_Directive_
Determine how many lines include the word "appellé", then give that number and nothing more.

_Extracted material_
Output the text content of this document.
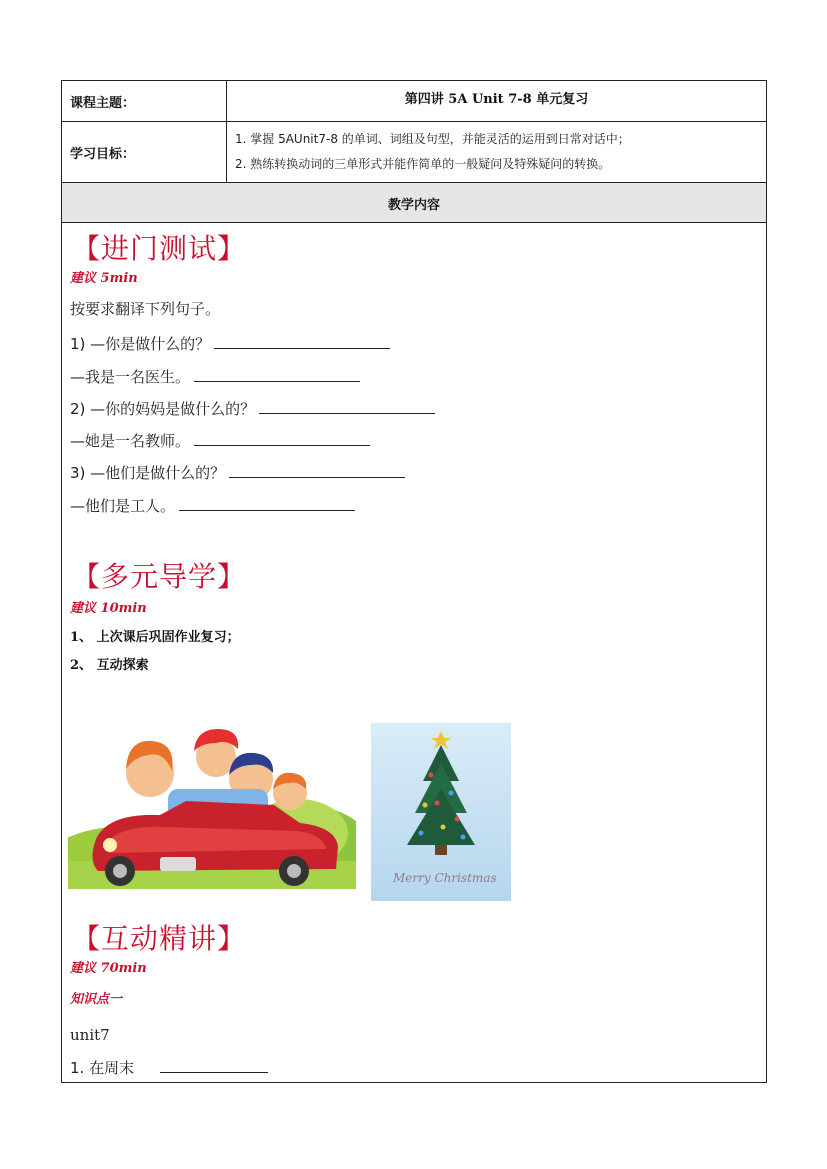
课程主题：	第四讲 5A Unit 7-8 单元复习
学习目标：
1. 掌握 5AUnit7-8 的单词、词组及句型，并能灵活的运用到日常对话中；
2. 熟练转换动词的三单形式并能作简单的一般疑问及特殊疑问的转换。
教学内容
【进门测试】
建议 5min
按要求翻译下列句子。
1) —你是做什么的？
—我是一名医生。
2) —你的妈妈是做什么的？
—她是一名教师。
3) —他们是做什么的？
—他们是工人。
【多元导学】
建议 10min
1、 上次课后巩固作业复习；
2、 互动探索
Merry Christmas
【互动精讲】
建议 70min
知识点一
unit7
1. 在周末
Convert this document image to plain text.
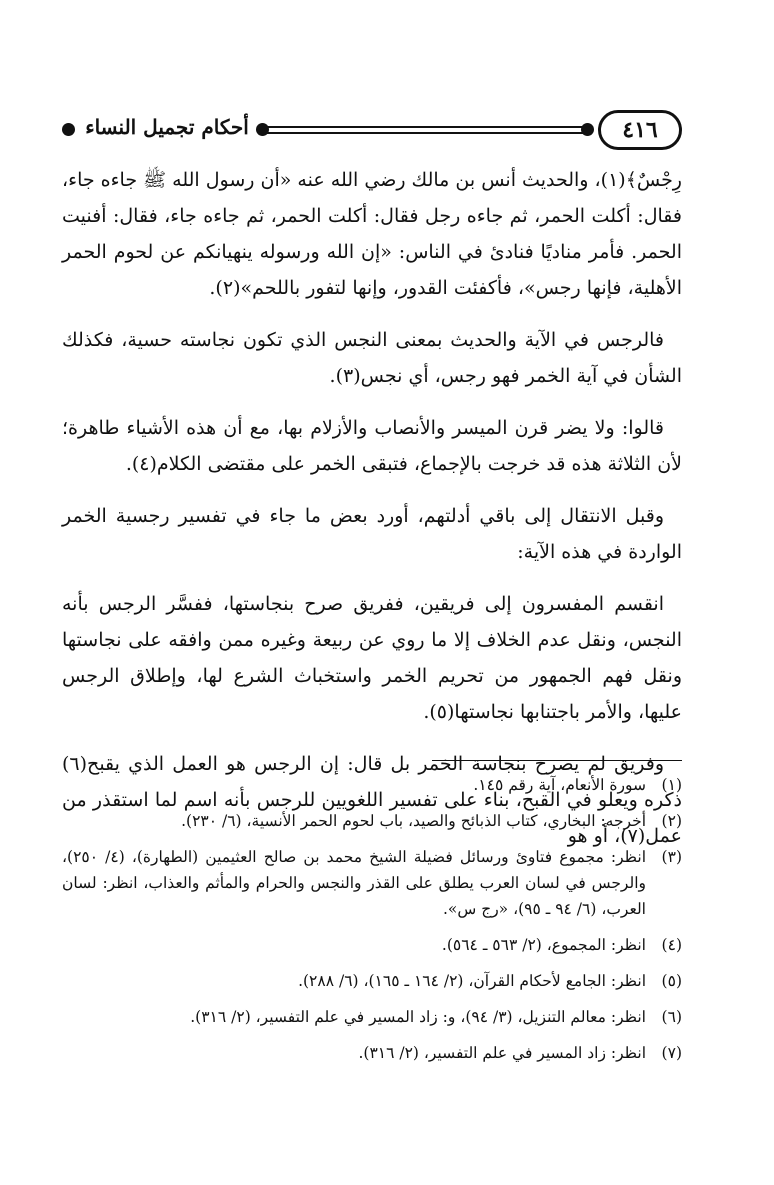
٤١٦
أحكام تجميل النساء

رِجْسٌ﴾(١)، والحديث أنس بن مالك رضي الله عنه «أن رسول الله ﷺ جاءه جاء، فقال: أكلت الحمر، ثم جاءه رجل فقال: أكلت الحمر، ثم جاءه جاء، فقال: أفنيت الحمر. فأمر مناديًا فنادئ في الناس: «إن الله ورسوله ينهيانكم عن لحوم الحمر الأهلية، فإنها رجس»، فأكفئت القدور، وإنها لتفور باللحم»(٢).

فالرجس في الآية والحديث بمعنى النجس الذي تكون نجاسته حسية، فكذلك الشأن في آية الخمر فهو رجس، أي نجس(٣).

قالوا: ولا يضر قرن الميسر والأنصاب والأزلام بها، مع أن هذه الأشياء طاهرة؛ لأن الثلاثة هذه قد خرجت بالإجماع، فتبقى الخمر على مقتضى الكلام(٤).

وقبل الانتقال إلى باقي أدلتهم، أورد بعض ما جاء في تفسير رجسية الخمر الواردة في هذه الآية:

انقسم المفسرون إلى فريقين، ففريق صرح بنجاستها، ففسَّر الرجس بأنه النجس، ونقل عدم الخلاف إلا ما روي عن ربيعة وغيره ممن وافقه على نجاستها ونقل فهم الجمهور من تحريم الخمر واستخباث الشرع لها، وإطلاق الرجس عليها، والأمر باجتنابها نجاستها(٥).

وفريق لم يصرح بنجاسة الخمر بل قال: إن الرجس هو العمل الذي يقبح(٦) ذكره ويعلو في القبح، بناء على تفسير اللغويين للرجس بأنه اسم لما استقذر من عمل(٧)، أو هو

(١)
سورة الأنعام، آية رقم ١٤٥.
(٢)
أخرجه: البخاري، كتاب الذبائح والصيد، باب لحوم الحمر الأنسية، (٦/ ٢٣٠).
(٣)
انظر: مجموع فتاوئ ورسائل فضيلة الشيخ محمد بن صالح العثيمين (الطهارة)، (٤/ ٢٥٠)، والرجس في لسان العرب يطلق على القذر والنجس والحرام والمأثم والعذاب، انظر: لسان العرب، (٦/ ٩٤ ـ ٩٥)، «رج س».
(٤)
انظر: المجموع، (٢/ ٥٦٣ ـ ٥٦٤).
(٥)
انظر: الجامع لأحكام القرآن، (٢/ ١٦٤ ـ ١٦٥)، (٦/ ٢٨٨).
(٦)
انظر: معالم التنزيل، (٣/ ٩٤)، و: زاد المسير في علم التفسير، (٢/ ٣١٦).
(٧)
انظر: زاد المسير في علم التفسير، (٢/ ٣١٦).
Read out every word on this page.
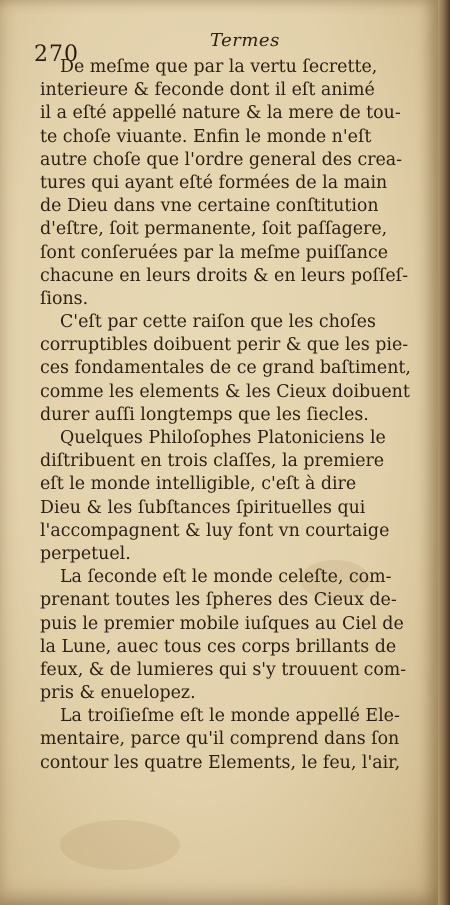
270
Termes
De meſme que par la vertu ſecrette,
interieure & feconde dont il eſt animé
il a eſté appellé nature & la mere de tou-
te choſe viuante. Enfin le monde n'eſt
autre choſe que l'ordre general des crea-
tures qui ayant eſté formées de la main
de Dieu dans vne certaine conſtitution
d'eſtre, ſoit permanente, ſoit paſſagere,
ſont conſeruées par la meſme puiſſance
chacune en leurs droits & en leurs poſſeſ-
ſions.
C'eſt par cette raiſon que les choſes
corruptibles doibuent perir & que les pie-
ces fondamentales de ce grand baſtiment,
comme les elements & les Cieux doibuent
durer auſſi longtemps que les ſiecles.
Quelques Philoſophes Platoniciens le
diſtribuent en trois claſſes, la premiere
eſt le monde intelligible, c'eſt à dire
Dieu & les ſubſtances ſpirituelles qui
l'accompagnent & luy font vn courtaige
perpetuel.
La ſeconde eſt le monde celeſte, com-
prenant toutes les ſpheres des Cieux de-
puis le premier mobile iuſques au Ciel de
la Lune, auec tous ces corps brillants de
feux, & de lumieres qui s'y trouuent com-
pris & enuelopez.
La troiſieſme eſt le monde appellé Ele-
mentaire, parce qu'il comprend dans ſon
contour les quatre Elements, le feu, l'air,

_Correct response_
2